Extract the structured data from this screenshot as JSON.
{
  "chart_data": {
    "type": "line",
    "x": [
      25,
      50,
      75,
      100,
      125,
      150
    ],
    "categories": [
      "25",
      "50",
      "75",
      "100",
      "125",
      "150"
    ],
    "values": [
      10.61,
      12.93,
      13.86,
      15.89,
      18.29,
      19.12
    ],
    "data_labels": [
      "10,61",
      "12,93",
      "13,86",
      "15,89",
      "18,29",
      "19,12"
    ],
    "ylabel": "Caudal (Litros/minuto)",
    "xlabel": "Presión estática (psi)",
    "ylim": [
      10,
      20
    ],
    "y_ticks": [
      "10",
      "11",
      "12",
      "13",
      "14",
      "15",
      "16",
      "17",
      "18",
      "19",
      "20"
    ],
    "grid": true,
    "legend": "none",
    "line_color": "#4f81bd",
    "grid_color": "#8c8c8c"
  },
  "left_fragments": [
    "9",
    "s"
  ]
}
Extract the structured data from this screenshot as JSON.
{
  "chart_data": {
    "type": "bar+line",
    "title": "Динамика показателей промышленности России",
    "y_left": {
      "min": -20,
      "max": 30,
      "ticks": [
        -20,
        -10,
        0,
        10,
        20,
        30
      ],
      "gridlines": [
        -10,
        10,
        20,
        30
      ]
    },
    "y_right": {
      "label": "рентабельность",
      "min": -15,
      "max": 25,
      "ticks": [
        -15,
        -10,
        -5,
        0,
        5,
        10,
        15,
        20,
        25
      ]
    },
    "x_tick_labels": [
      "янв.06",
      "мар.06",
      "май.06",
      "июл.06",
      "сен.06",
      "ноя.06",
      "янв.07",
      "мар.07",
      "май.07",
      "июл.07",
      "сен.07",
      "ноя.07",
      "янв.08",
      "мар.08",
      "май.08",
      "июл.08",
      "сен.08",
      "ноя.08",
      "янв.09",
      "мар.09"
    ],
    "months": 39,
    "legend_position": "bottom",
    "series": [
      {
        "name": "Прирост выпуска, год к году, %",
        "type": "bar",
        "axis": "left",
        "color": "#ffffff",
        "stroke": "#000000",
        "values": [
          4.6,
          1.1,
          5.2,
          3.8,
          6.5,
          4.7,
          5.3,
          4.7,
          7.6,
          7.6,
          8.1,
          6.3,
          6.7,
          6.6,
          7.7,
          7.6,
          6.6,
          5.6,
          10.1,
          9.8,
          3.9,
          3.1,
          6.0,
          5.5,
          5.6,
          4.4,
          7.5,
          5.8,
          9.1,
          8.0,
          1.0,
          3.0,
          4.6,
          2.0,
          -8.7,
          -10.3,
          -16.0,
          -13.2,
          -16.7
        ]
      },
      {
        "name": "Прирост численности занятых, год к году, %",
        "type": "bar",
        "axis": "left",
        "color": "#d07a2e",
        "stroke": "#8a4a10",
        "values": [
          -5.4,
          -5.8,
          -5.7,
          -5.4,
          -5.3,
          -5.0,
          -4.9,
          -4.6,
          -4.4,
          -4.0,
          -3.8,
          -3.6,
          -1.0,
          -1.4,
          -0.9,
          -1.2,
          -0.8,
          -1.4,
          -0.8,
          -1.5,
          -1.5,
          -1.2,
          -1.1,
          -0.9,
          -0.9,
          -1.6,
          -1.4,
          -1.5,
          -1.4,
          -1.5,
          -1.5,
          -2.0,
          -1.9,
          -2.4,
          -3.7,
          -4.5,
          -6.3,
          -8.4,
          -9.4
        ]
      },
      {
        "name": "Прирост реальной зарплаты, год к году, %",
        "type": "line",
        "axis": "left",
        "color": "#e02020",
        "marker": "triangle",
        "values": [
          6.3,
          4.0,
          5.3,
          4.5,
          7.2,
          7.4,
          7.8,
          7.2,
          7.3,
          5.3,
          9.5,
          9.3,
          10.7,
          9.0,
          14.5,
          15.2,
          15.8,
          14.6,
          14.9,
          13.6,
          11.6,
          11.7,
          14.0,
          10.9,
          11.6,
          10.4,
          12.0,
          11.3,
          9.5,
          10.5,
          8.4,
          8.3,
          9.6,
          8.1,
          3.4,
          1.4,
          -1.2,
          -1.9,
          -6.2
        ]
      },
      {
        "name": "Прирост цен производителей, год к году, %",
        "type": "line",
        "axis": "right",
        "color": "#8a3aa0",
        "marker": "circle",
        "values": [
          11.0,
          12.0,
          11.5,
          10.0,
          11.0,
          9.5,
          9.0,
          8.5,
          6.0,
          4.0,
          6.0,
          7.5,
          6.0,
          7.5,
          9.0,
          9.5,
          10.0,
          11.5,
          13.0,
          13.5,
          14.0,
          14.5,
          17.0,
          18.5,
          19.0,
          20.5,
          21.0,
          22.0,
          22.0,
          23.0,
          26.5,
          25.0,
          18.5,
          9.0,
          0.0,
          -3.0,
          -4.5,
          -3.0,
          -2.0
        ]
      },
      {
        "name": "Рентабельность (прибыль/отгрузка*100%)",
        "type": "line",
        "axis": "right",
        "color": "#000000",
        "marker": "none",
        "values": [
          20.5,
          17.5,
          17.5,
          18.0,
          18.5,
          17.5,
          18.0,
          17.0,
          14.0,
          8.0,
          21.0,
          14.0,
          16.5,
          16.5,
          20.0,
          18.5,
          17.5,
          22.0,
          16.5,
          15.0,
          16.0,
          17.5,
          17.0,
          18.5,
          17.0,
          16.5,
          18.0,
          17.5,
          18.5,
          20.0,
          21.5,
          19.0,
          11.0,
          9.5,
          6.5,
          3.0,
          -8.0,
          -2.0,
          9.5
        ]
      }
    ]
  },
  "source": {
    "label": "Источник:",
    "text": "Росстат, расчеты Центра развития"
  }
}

□ □ □ □ □ □ □

Output each record precisely as given.

Extract the structured data from this screenshot as JSON.
{
  "chart_data": {
    "type": "line",
    "x": [
      25,
      50,
      75,
      100,
      125,
      150
    ],
    "categories": [
      "25",
      "50",
      "75",
      "100",
      "125",
      "150"
    ],
    "values": [
      10.61,
      12.93,
      13.86,
      15.89,
      18.29,
      19.12
    ],
    "data_labels": [
      "10,61",
      "12,93",
      "13,86",
      "15,89",
      "18,29",
      "19,12"
    ],
    "ylabel": "Caudal (Litros/minuto)",
    "xlabel": "Presión estática (psi)",
    "ylim": [
      10,
      20
    ],
    "y_ticks": [
      "10",
      "11",
      "12",
      "13",
      "14",
      "15",
      "16",
      "17",
      "18",
      "19",
      "20"
    ],
    "grid": true,
    "legend": "none",
    "line_color": "#4f81bd",
    "grid_color": "#8c8c8c"
  },
  "left_fragments": [
    "9",
    "s"
  ]
}
Extract the structured data from this screenshot as JSON.
{
  "chart_data": {
    "type": "bar+line",
    "title": "Динамика показателей промышленности России",
    "y_left": {
      "min": -20,
      "max": 30,
      "ticks": [
        -20,
        -10,
        0,
        10,
        20,
        30
      ],
      "gridlines": [
        -10,
        10,
        20,
        30
      ]
    },
    "y_right": {
      "label": "рентабельность",
      "min": -15,
      "max": 25,
      "ticks": [
        -15,
        -10,
        -5,
        0,
        5,
        10,
        15,
        20,
        25
      ]
    },
    "x_tick_labels": [
      "янв.06",
      "мар.06",
      "май.06",
      "июл.06",
      "сен.06",
      "ноя.06",
      "янв.07",
      "мар.07",
      "май.07",
      "июл.07",
      "сен.07",
      "ноя.07",
      "янв.08",
      "мар.08",
      "май.08",
      "июл.08",
      "сен.08",
      "ноя.08",
      "янв.09",
      "мар.09"
    ],
    "months": 39,
    "legend_position": "bottom",
    "series": [
      {
        "name": "Прирост выпуска, год к году, %",
        "type": "bar",
        "axis": "left",
        "color": "#ffffff",
        "stroke": "#000000",
        "values": [
          4.6,
          1.1,
          5.2,
          3.8,
          6.5,
          4.7,
          5.3,
          4.7,
          7.6,
          7.6,
          8.1,
          6.3,
          6.7,
          6.6,
          7.7,
          7.6,
          6.6,
          5.6,
          10.1,
          9.8,
          3.9,
          3.1,
          6.0,
          5.5,
          5.6,
          4.4,
          7.5,
          5.8,
          9.1,
          8.0,
          1.0,
          3.0,
          4.6,
          2.0,
          -8.7,
          -10.3,
          -16.0,
          -13.2,
          -16.7
        ]
      },
      {
        "name": "Прирост численности занятых, год к году, %",
        "type": "bar",
        "axis": "left",
        "color": "#d07a2e",
        "stroke": "#8a4a10",
        "values": [
          -5.4,
          -5.8,
          -5.7,
          -5.4,
          -5.3,
          -5.0,
          -4.9,
          -4.6,
          -4.4,
          -4.0,
          -3.8,
          -3.6,
          -1.0,
          -1.4,
          -0.9,
          -1.2,
          -0.8,
          -1.4,
          -0.8,
          -1.5,
          -1.5,
          -1.2,
          -1.1,
          -0.9,
          -0.9,
          -1.6,
          -1.4,
          -1.5,
          -1.4,
          -1.5,
          -1.5,
          -2.0,
          -1.9,
          -2.4,
          -3.7,
          -4.5,
          -6.3,
          -8.4,
          -9.4
        ]
      },
      {
        "name": "Прирост реальной зарплаты, год к году, %",
        "type": "line",
        "axis": "left",
        "color": "#e02020",
        "marker": "triangle",
        "values": [
          6.3,
          4.0,
          5.3,
          4.5,
          7.2,
          7.4,
          7.8,
          7.2,
          7.3,
          5.3,
          9.5,
          9.3,
          10.7,
          9.0,
          14.5,
          15.2,
          15.8,
          14.6,
          14.9,
          13.6,
          11.6,
          11.7,
          14.0,
          10.9,
          11.6,
          10.4,
          12.0,
          11.3,
          9.5,
          10.5,
          8.4,
          8.3,
          9.6,
          8.1,
          3.4,
          1.4,
          -1.2,
          -1.9,
          -6.2
        ]
      },
      {
        "name": "Прирост цен производителей, год к году, %",
        "type": "line",
        "axis": "right",
        "color": "#8a3aa0",
        "marker": "circle",
        "values": [
          11.0,
          12.0,
          11.5,
          10.0,
          11.0,
          9.5,
          9.0,
          8.5,
          6.0,
          4.0,
          6.0,
          7.5,
          6.0,
          7.5,
          9.0,
          9.5,
          10.0,
          11.5,
          13.0,
          13.5,
          14.0,
          14.5,
          17.0,
          18.5,
          19.0,
          20.5,
          21.0,
          22.0,
          22.0,
          23.0,
          26.5,
          25.0,
          18.5,
          9.0,
          0.0,
          -3.0,
          -4.5,
          -3.0,
          -2.0
        ]
      },
      {
        "name": "Рентабельность (прибыль/отгрузка*100%)",
        "type": "line",
        "axis": "right",
        "color": "#000000",
        "marker": "none",
        "values": [
          20.5,
          17.5,
          17.5,
          18.0,
          18.5,
          17.5,
          18.0,
          17.0,
          14.0,
          8.0,
          21.0,
          14.0,
          16.5,
          16.5,
          20.0,
          18.5,
          17.5,
          22.0,
          16.5,
          15.0,
          16.0,
          17.5,
          17.0,
          18.5,
          17.0,
          16.5,
          18.0,
          17.5,
          18.5,
          20.0,
          21.5,
          19.0,
          11.0,
          9.5,
          6.5,
          3.0,
          -8.0,
          -2.0,
          9.5
        ]
      }
    ]
  },
  "source": {
    "label": "Источник:",
    "text": "Росстат, расчеты Центра развития"
  }
}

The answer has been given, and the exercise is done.